[Saved entries]

## Begin

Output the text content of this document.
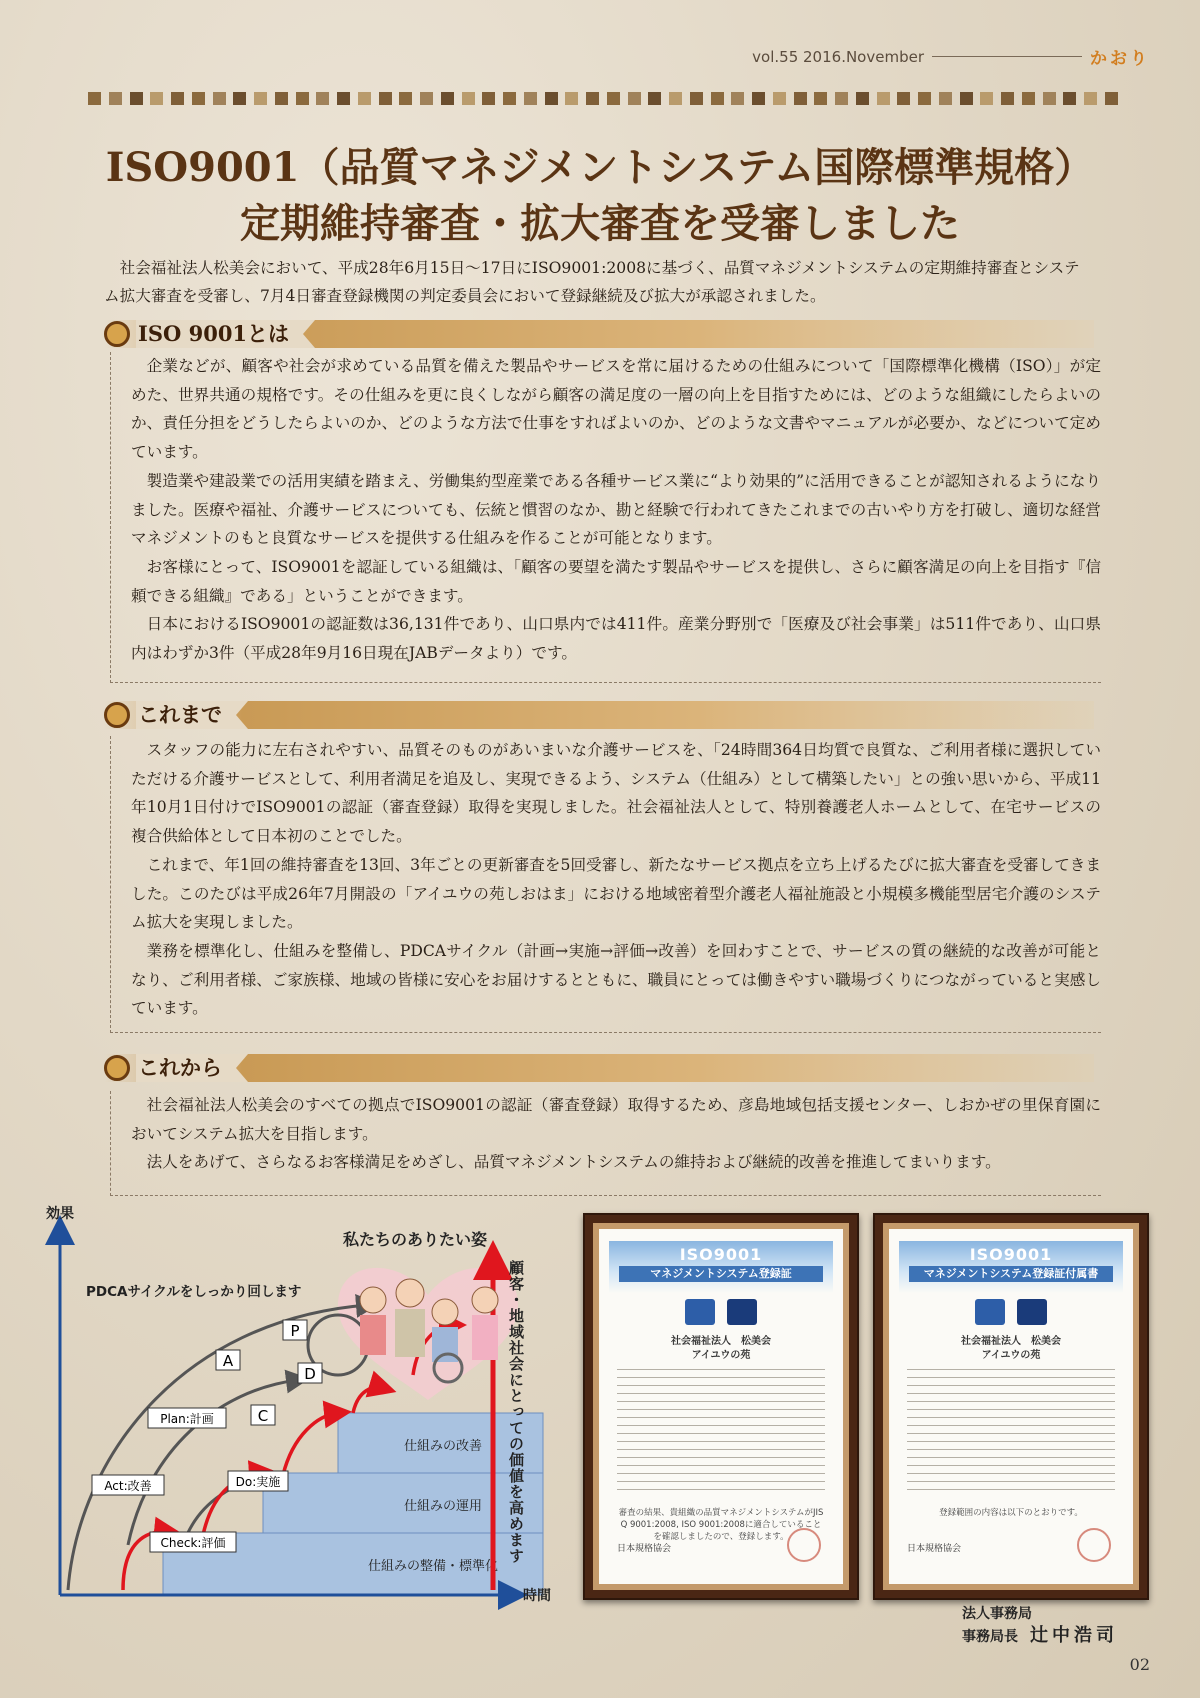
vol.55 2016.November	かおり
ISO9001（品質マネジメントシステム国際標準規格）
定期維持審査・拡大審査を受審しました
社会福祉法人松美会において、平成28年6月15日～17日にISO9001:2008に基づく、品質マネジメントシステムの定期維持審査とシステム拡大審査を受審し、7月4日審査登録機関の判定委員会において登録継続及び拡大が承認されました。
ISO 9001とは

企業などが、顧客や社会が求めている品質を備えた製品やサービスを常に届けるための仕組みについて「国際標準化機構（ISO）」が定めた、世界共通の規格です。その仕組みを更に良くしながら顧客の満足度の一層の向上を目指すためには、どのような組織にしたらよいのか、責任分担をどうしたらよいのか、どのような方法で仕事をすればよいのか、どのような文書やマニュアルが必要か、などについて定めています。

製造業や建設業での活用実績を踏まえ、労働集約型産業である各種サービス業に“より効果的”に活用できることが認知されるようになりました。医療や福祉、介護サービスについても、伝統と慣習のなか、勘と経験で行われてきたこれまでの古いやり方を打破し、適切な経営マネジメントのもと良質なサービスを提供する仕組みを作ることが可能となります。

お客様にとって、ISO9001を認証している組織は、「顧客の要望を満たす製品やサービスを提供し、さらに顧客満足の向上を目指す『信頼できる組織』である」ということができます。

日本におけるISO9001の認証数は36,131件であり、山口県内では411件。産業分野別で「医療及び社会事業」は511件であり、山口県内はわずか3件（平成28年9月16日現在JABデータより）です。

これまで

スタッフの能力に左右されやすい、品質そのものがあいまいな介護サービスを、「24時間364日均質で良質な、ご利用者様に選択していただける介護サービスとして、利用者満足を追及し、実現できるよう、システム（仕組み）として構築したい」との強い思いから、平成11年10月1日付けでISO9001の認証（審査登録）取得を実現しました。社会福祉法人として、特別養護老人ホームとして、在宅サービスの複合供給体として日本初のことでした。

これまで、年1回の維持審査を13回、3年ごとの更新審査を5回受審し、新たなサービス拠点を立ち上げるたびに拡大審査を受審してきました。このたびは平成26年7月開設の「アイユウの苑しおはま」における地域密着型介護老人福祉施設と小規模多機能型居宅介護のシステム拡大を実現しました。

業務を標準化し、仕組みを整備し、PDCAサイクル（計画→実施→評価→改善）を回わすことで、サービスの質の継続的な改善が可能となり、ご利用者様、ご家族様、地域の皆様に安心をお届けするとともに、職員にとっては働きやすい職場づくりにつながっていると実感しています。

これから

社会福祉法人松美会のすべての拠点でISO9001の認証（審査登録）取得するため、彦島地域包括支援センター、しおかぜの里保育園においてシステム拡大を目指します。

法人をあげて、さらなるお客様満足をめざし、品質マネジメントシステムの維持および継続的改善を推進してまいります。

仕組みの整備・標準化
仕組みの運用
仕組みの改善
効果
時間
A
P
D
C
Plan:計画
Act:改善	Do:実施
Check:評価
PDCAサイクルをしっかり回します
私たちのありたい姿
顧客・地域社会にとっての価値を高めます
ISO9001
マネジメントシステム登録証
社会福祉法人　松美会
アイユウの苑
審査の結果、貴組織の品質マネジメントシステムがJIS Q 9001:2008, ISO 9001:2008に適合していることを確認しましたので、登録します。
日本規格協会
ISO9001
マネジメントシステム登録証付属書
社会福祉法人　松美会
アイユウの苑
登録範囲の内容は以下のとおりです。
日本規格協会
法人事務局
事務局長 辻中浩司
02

## End

*OBJECTIVE*
Repeat the data exactly, without the pictures.

*ANSWER*
Output the text content of this document.
vol.55 2016.November	かおり
ISO9001（品質マネジメントシステム国際標準規格）
定期維持審査・拡大審査を受審しました
社会福祉法人松美会において、平成28年6月15日～17日にISO9001:2008に基づく、品質マネジメントシステムの定期維持審査とシステム拡大審査を受審し、7月4日審査登録機関の判定委員会において登録継続及び拡大が承認されました。
ISO 9001とは

企業などが、顧客や社会が求めている品質を備えた製品やサービスを常に届けるための仕組みについて「国際標準化機構（ISO）」が定めた、世界共通の規格です。その仕組みを更に良くしながら顧客の満足度の一層の向上を目指すためには、どのような組織にしたらよいのか、責任分担をどうしたらよいのか、どのような方法で仕事をすればよいのか、どのような文書やマニュアルが必要か、などについて定めています。

製造業や建設業での活用実績を踏まえ、労働集約型産業である各種サービス業に“より効果的”に活用できることが認知されるようになりました。医療や福祉、介護サービスについても、伝統と慣習のなか、勘と経験で行われてきたこれまでの古いやり方を打破し、適切な経営マネジメントのもと良質なサービスを提供する仕組みを作ることが可能となります。

お客様にとって、ISO9001を認証している組織は、「顧客の要望を満たす製品やサービスを提供し、さらに顧客満足の向上を目指す『信頼できる組織』である」ということができます。

日本におけるISO9001の認証数は36,131件であり、山口県内では411件。産業分野別で「医療及び社会事業」は511件であり、山口県内はわずか3件（平成28年9月16日現在JABデータより）です。

これまで

スタッフの能力に左右されやすい、品質そのものがあいまいな介護サービスを、「24時間364日均質で良質な、ご利用者様に選択していただける介護サービスとして、利用者満足を追及し、実現できるよう、システム（仕組み）として構築したい」との強い思いから、平成11年10月1日付けでISO9001の認証（審査登録）取得を実現しました。社会福祉法人として、特別養護老人ホームとして、在宅サービスの複合供給体として日本初のことでした。

これまで、年1回の維持審査を13回、3年ごとの更新審査を5回受審し、新たなサービス拠点を立ち上げるたびに拡大審査を受審してきました。このたびは平成26年7月開設の「アイユウの苑しおはま」における地域密着型介護老人福祉施設と小規模多機能型居宅介護のシステム拡大を実現しました。

業務を標準化し、仕組みを整備し、PDCAサイクル（計画→実施→評価→改善）を回わすことで、サービスの質の継続的な改善が可能となり、ご利用者様、ご家族様、地域の皆様に安心をお届けするとともに、職員にとっては働きやすい職場づくりにつながっていると実感しています。

これから

社会福祉法人松美会のすべての拠点でISO9001の認証（審査登録）取得するため、彦島地域包括支援センター、しおかぜの里保育園においてシステム拡大を目指します。

法人をあげて、さらなるお客様満足をめざし、品質マネジメントシステムの維持および継続的改善を推進してまいります。

仕組みの整備・標準化
仕組みの運用
仕組みの改善
効果
時間
A
P
D
C
Plan:計画
Act:改善	Do:実施
Check:評価
PDCAサイクルをしっかり回します
私たちのありたい姿
顧客・地域社会にとっての価値を高めます
ISO9001
マネジメントシステム登録証
社会福祉法人　松美会
アイユウの苑
審査の結果、貴組織の品質マネジメントシステムがJIS Q 9001:2008, ISO 9001:2008に適合していることを確認しましたので、登録します。
日本規格協会
ISO9001
マネジメントシステム登録証付属書
社会福祉法人　松美会
アイユウの苑
登録範囲の内容は以下のとおりです。
日本規格協会
法人事務局
事務局長 辻中浩司
02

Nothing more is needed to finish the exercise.